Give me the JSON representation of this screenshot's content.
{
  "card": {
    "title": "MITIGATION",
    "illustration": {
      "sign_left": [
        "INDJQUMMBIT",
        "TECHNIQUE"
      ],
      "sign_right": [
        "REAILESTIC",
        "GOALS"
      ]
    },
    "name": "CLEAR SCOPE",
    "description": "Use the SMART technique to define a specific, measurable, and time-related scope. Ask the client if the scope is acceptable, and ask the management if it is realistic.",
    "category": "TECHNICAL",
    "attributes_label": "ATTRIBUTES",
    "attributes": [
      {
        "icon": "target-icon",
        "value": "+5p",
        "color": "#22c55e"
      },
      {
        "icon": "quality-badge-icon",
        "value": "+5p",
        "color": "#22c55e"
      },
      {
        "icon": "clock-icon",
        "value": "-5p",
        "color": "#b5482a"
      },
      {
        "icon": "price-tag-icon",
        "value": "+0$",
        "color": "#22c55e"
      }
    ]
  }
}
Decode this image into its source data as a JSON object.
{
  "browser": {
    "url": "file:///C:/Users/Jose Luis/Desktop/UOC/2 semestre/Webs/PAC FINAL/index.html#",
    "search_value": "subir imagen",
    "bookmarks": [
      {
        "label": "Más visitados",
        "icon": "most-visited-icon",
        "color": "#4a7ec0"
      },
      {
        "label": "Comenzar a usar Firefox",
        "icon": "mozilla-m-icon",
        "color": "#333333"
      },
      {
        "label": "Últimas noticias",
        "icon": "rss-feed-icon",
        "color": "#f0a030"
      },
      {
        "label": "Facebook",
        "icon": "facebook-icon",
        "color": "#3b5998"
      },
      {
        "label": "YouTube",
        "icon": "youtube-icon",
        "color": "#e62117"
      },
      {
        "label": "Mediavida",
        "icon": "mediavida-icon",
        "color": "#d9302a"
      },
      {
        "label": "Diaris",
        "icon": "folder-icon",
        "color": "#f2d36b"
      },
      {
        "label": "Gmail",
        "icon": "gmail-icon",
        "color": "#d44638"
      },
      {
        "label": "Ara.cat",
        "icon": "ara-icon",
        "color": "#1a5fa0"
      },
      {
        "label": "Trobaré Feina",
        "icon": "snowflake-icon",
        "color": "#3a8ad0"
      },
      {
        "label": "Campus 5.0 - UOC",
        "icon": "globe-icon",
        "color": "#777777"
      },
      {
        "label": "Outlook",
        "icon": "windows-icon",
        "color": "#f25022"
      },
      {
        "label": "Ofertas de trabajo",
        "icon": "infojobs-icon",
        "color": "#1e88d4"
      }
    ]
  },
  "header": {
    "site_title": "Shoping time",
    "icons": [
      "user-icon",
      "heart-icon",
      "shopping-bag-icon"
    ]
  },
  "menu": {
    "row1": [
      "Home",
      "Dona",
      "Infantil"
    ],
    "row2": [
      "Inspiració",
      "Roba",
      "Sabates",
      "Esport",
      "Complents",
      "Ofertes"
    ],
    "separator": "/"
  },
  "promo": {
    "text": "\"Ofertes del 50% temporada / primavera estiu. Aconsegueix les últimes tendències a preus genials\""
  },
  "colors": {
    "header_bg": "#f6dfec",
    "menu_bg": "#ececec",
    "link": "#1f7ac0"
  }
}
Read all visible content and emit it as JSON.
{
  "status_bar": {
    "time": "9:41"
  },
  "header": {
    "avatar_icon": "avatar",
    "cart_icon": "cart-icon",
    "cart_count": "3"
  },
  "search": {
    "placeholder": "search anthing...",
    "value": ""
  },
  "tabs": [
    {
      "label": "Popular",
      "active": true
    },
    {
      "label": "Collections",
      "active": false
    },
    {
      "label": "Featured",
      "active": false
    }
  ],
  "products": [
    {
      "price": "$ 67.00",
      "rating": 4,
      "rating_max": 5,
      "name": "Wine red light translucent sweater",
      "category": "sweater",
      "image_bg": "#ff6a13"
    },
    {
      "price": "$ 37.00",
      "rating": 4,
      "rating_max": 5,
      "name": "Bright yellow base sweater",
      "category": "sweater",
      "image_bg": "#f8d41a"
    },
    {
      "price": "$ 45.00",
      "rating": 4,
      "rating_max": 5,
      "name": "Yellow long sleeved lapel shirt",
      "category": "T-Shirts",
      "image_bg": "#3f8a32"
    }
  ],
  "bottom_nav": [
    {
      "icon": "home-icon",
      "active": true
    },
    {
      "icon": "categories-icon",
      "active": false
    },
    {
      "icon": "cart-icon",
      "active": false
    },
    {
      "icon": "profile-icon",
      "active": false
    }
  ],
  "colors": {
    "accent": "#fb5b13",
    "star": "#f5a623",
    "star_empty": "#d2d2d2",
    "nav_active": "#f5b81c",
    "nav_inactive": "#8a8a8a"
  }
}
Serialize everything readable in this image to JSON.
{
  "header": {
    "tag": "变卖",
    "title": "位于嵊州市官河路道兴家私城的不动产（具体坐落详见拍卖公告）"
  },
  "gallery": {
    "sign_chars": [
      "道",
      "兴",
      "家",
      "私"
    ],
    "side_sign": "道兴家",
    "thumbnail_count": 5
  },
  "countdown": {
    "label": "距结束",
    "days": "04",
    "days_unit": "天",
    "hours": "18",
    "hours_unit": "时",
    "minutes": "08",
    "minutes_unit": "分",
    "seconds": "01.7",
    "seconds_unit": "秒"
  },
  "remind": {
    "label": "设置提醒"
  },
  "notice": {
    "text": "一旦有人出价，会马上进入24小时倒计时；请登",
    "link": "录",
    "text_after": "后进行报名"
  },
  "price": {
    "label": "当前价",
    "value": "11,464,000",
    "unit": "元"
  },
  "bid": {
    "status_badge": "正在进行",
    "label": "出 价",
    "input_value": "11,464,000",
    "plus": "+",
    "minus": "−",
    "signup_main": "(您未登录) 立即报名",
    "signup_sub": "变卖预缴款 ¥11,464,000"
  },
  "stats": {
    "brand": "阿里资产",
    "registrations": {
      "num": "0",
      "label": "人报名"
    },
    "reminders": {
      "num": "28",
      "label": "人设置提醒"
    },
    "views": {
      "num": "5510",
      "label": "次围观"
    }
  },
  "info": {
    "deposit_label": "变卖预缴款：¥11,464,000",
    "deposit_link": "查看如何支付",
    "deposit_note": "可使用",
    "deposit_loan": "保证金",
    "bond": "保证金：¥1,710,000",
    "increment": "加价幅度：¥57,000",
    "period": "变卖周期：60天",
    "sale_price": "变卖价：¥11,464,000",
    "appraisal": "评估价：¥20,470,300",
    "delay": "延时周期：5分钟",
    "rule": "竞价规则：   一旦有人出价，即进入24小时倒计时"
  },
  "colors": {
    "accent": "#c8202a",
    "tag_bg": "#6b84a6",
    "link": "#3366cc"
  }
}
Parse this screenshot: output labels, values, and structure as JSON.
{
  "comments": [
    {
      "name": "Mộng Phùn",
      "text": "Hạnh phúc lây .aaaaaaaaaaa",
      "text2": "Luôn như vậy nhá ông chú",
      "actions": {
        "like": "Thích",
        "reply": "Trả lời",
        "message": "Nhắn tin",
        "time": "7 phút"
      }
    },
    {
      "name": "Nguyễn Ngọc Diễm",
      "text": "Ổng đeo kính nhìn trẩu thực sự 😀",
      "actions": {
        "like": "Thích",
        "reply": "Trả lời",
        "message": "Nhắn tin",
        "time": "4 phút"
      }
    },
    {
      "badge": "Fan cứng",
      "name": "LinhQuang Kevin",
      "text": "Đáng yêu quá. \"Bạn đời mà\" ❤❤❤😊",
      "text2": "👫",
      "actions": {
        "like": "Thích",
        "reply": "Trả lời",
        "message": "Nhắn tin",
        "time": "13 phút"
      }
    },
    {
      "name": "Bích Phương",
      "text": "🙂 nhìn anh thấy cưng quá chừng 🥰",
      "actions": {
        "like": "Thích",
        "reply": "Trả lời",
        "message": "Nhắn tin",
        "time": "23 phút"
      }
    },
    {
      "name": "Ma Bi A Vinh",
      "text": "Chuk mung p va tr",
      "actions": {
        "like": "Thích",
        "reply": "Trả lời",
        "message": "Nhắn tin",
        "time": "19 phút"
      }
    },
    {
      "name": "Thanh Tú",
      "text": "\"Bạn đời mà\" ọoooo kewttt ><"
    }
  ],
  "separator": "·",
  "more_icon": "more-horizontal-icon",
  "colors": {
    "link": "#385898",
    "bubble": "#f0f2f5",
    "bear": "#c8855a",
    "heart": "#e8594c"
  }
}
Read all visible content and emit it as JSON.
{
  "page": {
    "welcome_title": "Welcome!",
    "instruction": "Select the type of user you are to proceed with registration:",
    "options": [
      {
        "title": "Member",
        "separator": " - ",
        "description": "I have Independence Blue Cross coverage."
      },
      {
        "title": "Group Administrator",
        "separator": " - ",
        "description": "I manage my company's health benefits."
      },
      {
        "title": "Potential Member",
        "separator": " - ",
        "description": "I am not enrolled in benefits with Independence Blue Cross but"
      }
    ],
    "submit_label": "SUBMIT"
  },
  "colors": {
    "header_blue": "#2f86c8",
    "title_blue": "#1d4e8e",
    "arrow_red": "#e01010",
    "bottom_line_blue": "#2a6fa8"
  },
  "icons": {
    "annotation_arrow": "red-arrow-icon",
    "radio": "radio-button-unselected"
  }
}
────────
◆ JOB
Select the lines in this material that hold the word "sweater", leaving none out.

◆ SOLVED PROBLEM
      "name": "Wine red light translucent sweater",
      "category": "sweater",
      "name": "Bright yellow base sweater",
      "category": "sweater",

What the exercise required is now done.